• [GIVEN EXERCISE] Where a line contains the word "type", copy that line.

(Dataset items)
■ ■ ■ ■

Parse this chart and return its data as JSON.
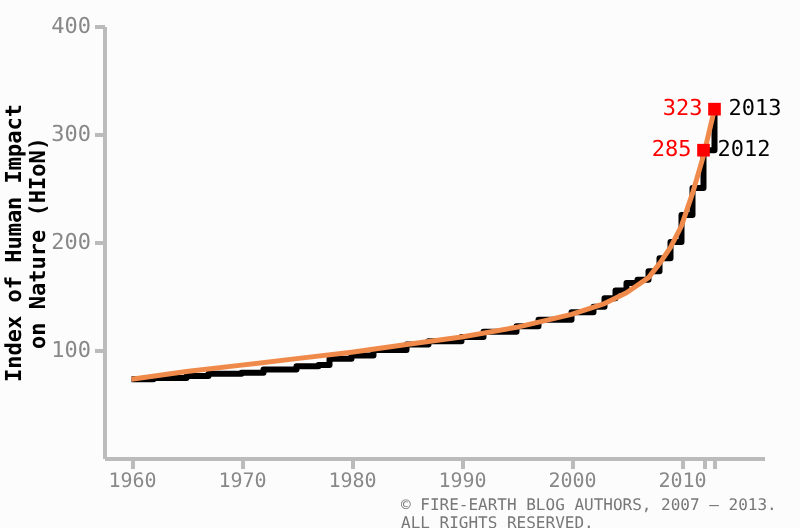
{
  "chart_data": {
    "type": "line",
    "ylabel": "Index of Human Impact\non Nature (HIoN)",
    "xlim": [
      1957.5,
      2017.5
    ],
    "xticks": [
      1960,
      1970,
      1980,
      1990,
      2000,
      2010,
      {
        "value": 2012,
        "label": null
      },
      {
        "value": 2013,
        "label": null
      }
    ],
    "ylim": [
      0,
      400
    ],
    "yticks": [
      100,
      200,
      300,
      400
    ],
    "grid": false,
    "legend": false,
    "marker": "none",
    "series": [
      {
        "type": "step",
        "color": "#000000",
        "x": [
          1960,
          1962,
          1965,
          1967,
          1970,
          1972,
          1975,
          1977,
          1978,
          1980,
          1982,
          1985,
          1987,
          1990,
          1992,
          1995,
          1997,
          2000,
          2002,
          2003,
          2004,
          2005,
          2006,
          2007,
          2008,
          2009,
          2010,
          2011,
          2012,
          2013
        ],
        "values": [
          73,
          74,
          76,
          78,
          79,
          82,
          85,
          86,
          92,
          95,
          100,
          105,
          108,
          112,
          117,
          122,
          128,
          135,
          140,
          148,
          155,
          162,
          165,
          173,
          185,
          200,
          225,
          250,
          285,
          323
        ]
      },
      {
        "color": "#f08a4b",
        "x": [
          1960,
          1965,
          1970,
          1975,
          1980,
          1985,
          1990,
          1995,
          2000,
          2003,
          2005,
          2007,
          2008,
          2009,
          2010,
          2011,
          2012,
          2013
        ],
        "values": [
          73,
          80,
          86,
          92,
          98,
          105,
          112,
          121,
          133,
          143,
          153,
          167,
          180,
          195,
          215,
          245,
          280,
          323
        ]
      },
      {
        "type": "scatter",
        "marker": "square",
        "color": "#ff0000",
        "x": [
          2012,
          2013
        ],
        "values": [
          285,
          323
        ],
        "value_labels": [
          "285",
          "323"
        ]
      }
    ],
    "annotations": [
      {
        "text": "2012",
        "x": 2012,
        "y": 285
      },
      {
        "text": "2013",
        "x": 2013,
        "y": 323
      },
      "© FIRE-EARTH BLOG AUTHORS, 2007 – 2013.\nALL RIGHTS RESERVED."
    ]
  }
}
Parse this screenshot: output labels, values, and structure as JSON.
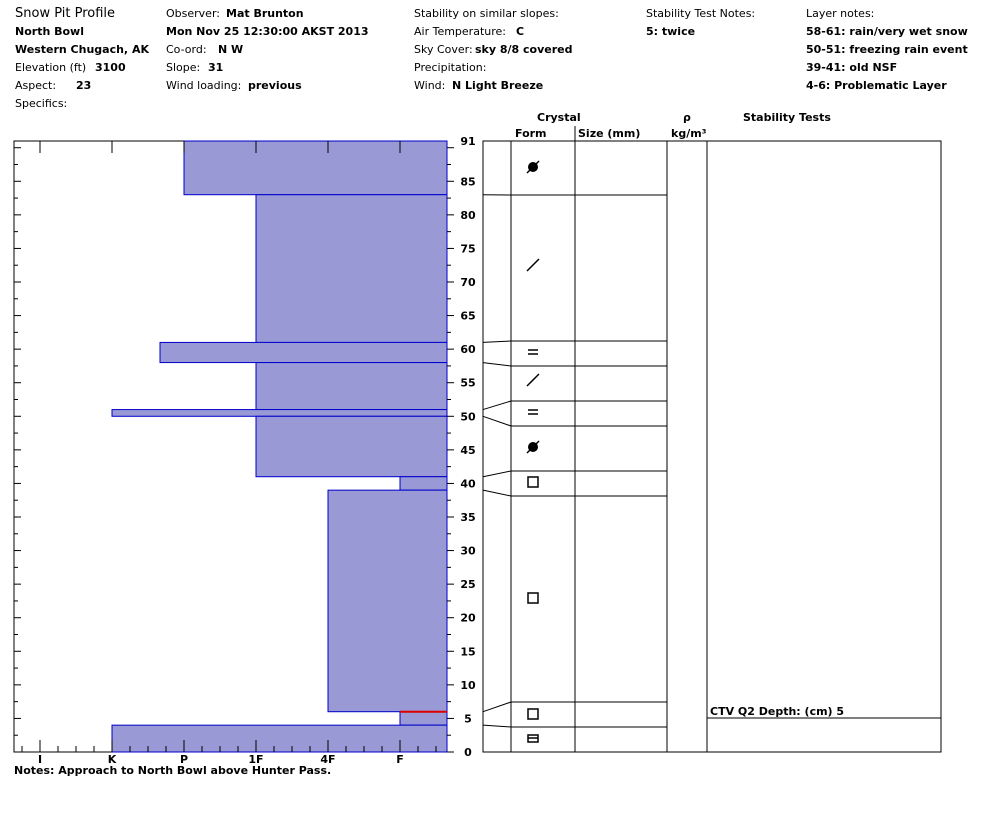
{
  "header": {
    "title": "Snow Pit Profile",
    "location": "North Bowl",
    "region": "Western Chugach, AK",
    "elevation_label": "Elevation (ft)",
    "elevation_value": "3100",
    "aspect_label": "Aspect:",
    "aspect_value": "23",
    "specifics_label": "Specifics:",
    "observer_label": "Observer:",
    "observer_value": "Mat Brunton",
    "datetime": "Mon Nov 25 12:30:00 AKST 2013",
    "coord_label": "Co-ord:",
    "coord_value": "N  W",
    "slope_label": "Slope:",
    "slope_value": "31",
    "wind_loading_label": "Wind loading:",
    "wind_loading_value": "previous",
    "stability_similar_label": "Stability on similar slopes:",
    "air_temp_label": "Air Temperature:",
    "air_temp_value": "C",
    "sky_label": "Sky Cover:",
    "sky_value": "sky 8/8 covered",
    "precip_label": "Precipitation:",
    "wind_label": "Wind:",
    "wind_value": "N Light Breeze",
    "stability_notes_label": "Stability Test Notes:",
    "stability_notes_value": "5: twice",
    "layer_notes_label": "Layer notes:",
    "layer_notes": [
      "58-61: rain/very wet snow",
      "50-51: freezing rain event",
      "39-41: old NSF",
      "4-6: Problematic Layer"
    ]
  },
  "columns": {
    "crystal": "Crystal",
    "form": "Form",
    "size": "Size (mm)",
    "rho": "ρ",
    "density_unit": "kg/m³",
    "stability_tests": "Stability Tests"
  },
  "notes": "Notes:  Approach to North Bowl above Hunter Pass.",
  "chart_data": {
    "type": "bar",
    "title": "Snow Pit Profile",
    "y_range": [
      0,
      91
    ],
    "y_ticks": [
      0,
      5,
      10,
      15,
      20,
      25,
      30,
      35,
      40,
      45,
      50,
      55,
      60,
      65,
      70,
      75,
      80,
      85,
      91
    ],
    "hardness_ticks": [
      "I",
      "K",
      "P",
      "1F",
      "4F",
      "F"
    ],
    "fill_color": "#9999d6",
    "edge_color": "#0000cc",
    "flag_color": "#dd0000",
    "hardness_layers": [
      {
        "bottom": 83,
        "top": 91,
        "hardness": "P"
      },
      {
        "bottom": 61,
        "top": 83,
        "hardness": "1F"
      },
      {
        "bottom": 58,
        "top": 61,
        "hardness": "P+"
      },
      {
        "bottom": 51,
        "top": 58,
        "hardness": "1F"
      },
      {
        "bottom": 50,
        "top": 51,
        "hardness": "K"
      },
      {
        "bottom": 41,
        "top": 50,
        "hardness": "1F"
      },
      {
        "bottom": 39,
        "top": 41,
        "hardness": "F"
      },
      {
        "bottom": 6,
        "top": 39,
        "hardness": "4F"
      },
      {
        "bottom": 4,
        "top": 6,
        "hardness": "F"
      },
      {
        "bottom": 0,
        "top": 4,
        "hardness": "K"
      }
    ],
    "crystal_forms": [
      {
        "depth": 87,
        "form": "melt-forms-icon"
      },
      {
        "depth": 73,
        "form": "decomposing-icon"
      },
      {
        "depth": 60,
        "form": "ice-layer-icon"
      },
      {
        "depth": 56,
        "form": "decomposing-icon"
      },
      {
        "depth": 51,
        "form": "ice-layer-icon"
      },
      {
        "depth": 46,
        "form": "melt-forms-icon"
      },
      {
        "depth": 40,
        "form": "faceted-icon"
      },
      {
        "depth": 23,
        "form": "faceted-icon"
      },
      {
        "depth": 6,
        "form": "faceted-icon"
      },
      {
        "depth": 2,
        "form": "mixed-forms-icon"
      }
    ],
    "stability_test": {
      "label": "CTV Q2 Depth: (cm) 5",
      "depth": 5
    }
  }
}
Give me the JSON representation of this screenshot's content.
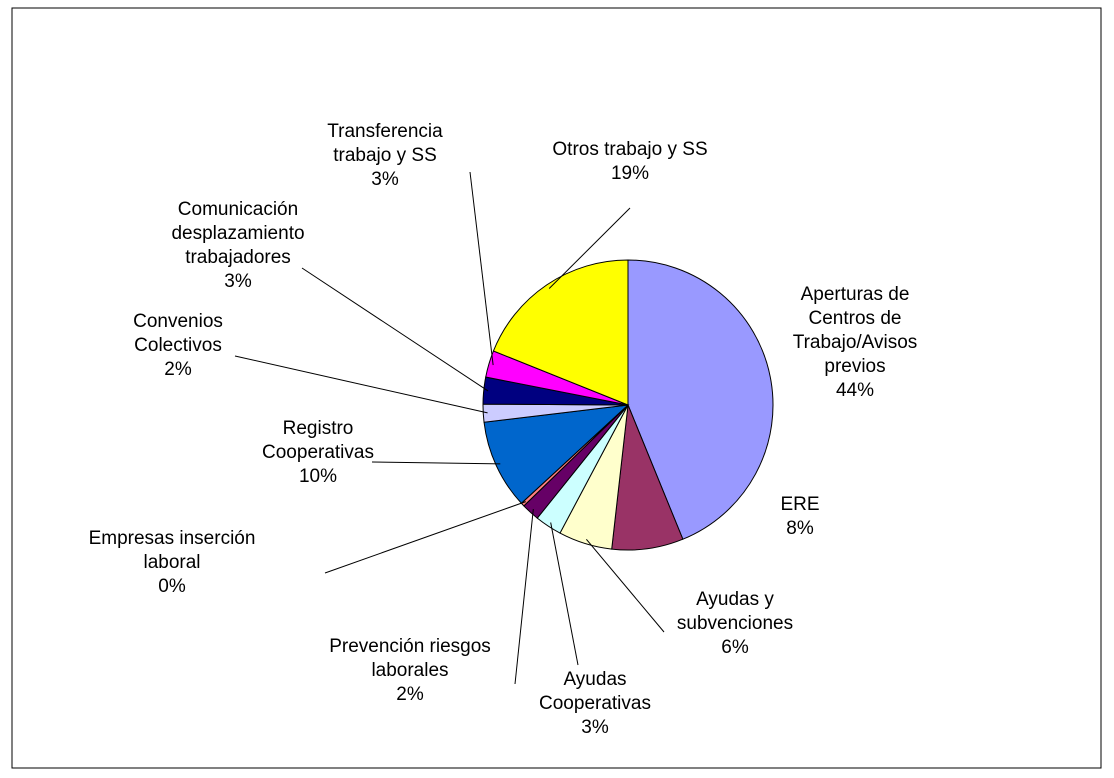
{
  "chart_data": {
    "type": "pie",
    "categories": [
      "Aperturas de\nCentros de\nTrabajo/Avisos\nprevios",
      "ERE",
      "Ayudas y\nsubvenciones",
      "Ayudas\nCooperativas",
      "Prevención riesgos\nlaborales",
      "Empresas inserción\nlaboral",
      "Registro\nCooperativas",
      "Convenios\nColectivos",
      "Comunicación\ndesplazamiento\ntrabajadores",
      "Transferencia\ntrabajo y SS",
      "Otros trabajo y SS"
    ],
    "values": [
      44,
      8,
      6,
      3,
      2,
      0.4,
      10,
      2,
      3,
      3,
      19
    ],
    "value_labels": [
      "44%",
      "8%",
      "6%",
      "3%",
      "2%",
      "0%",
      "10%",
      "2%",
      "3%",
      "3%",
      "19%"
    ],
    "colors": [
      "#9999ff",
      "#993366",
      "#ffffcc",
      "#ccffff",
      "#660066",
      "#ff8080",
      "#0066cc",
      "#ccccff",
      "#000080",
      "#ff00ff",
      "#ffff00"
    ]
  }
}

■ ■ ■ ■

• [FULL SOLUTION]
    "type": "line",
        "type": "step",
        "type": "scatter",
    "type": "bar",
    "type": "pie",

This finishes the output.